Problem to solve: Which lines in the material below contain the word "Give"? Copy each of them.
* * *
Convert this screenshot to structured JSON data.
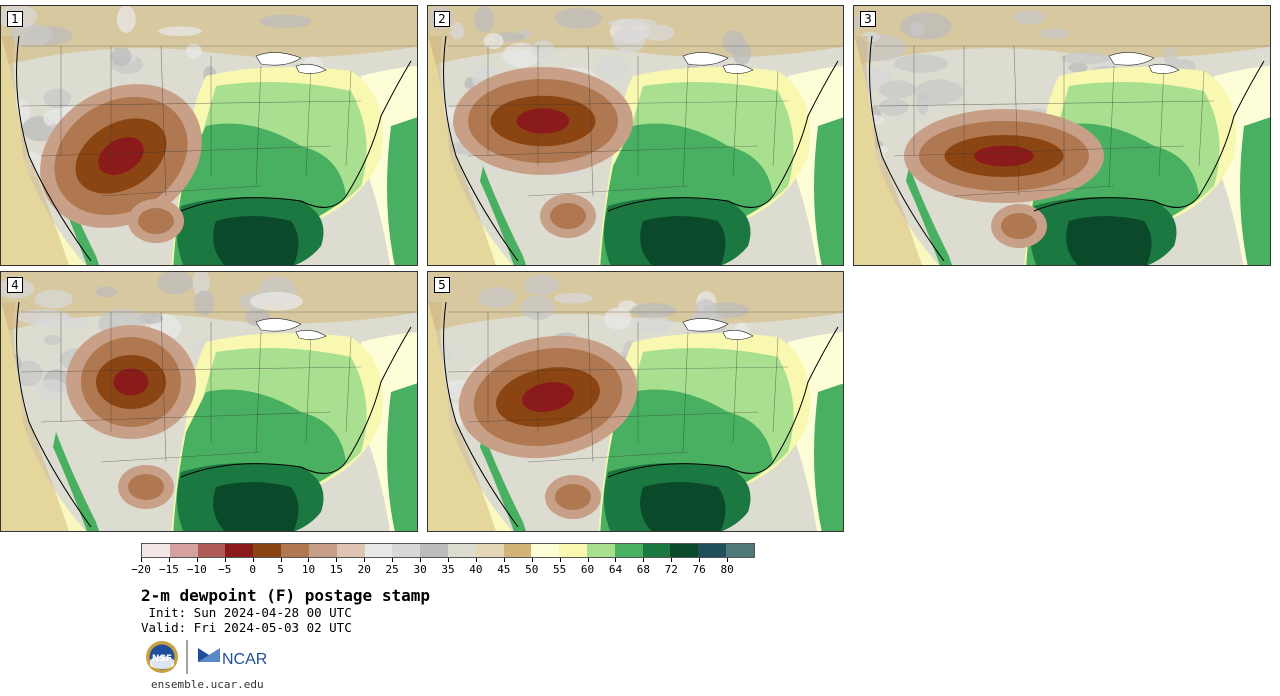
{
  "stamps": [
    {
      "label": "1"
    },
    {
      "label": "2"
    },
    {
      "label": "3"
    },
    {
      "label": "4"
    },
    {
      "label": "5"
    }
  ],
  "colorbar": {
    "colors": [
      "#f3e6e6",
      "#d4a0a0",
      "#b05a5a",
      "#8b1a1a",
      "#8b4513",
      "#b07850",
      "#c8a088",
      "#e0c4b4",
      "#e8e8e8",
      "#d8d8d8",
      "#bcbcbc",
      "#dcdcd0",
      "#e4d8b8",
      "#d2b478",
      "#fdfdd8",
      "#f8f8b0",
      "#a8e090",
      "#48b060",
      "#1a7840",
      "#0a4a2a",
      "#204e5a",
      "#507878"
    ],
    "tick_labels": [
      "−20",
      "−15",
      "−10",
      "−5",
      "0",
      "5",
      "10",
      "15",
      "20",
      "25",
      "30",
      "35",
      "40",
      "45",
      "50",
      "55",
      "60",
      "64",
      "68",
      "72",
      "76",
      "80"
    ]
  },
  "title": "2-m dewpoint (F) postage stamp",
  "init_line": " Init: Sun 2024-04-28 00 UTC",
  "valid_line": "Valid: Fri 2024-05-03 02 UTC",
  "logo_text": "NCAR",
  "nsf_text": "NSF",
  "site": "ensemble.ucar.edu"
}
* * *
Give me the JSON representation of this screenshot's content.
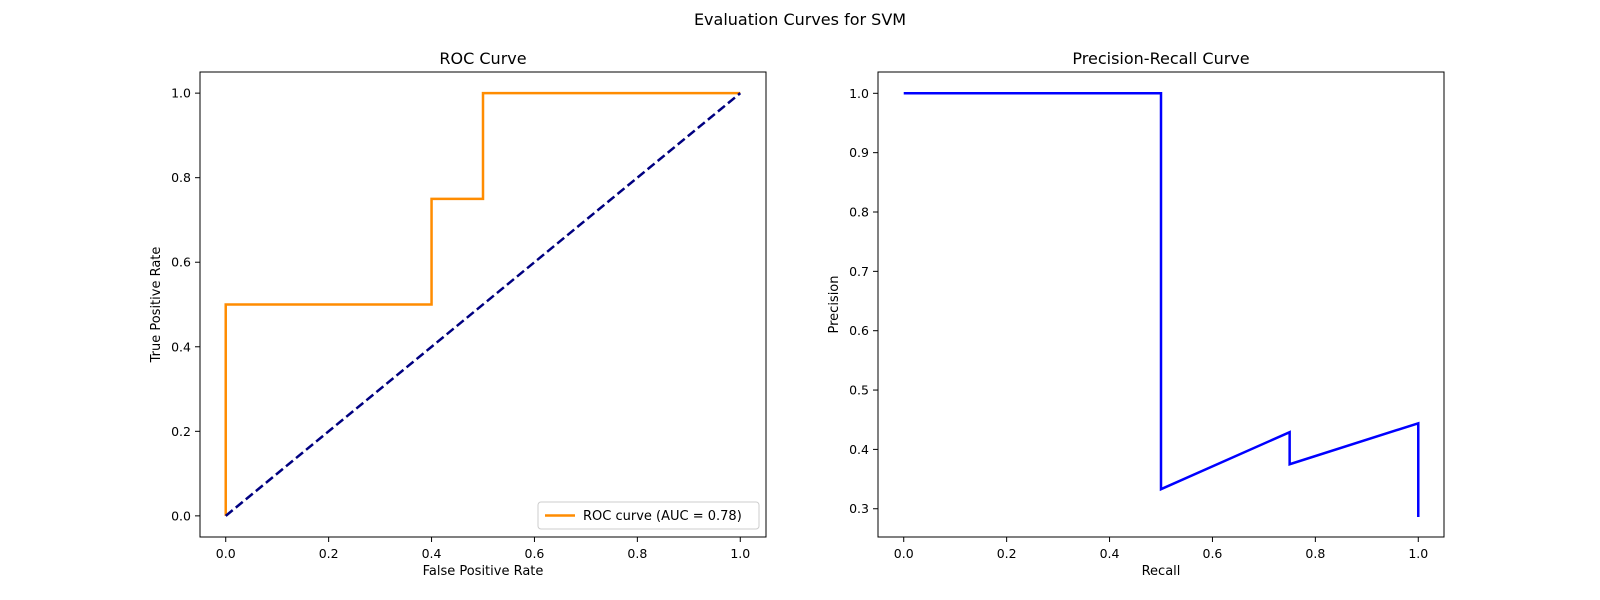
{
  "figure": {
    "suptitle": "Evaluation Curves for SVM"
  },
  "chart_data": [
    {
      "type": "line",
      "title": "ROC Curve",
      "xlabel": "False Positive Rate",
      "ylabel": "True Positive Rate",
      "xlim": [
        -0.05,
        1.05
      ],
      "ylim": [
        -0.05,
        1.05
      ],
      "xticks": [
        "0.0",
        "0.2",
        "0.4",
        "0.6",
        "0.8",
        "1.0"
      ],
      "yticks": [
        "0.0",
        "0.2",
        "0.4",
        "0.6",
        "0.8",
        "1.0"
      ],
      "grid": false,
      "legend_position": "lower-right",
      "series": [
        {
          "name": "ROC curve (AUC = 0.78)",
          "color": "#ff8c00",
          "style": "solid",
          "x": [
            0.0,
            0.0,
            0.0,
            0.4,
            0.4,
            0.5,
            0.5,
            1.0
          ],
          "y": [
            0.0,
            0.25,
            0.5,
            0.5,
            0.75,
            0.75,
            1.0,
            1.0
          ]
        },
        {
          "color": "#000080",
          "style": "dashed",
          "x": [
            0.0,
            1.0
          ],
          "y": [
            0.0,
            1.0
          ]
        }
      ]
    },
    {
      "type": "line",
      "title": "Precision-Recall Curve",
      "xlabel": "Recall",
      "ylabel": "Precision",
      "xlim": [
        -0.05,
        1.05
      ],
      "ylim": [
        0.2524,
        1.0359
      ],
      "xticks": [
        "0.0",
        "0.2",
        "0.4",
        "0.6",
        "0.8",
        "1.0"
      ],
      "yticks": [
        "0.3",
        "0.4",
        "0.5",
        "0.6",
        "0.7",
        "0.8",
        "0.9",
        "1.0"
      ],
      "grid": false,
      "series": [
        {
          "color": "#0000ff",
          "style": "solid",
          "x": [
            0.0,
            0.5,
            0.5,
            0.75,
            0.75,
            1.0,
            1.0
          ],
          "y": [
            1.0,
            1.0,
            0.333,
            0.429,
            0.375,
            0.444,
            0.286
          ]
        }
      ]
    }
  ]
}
* * *
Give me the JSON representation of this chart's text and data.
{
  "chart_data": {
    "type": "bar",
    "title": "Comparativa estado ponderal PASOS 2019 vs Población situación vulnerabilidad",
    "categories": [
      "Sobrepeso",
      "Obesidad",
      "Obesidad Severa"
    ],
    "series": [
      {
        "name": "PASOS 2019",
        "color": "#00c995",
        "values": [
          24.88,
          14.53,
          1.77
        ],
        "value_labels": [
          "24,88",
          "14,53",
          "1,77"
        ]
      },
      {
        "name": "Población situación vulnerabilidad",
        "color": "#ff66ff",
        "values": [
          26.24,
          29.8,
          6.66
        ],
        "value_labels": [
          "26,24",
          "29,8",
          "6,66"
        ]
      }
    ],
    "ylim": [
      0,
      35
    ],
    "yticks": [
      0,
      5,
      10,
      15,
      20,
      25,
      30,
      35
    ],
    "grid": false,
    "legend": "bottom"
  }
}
* * *
Solution:
Give me the JSON representation of this screenshot's content.
Give me the JSON representation of this chart's text and data.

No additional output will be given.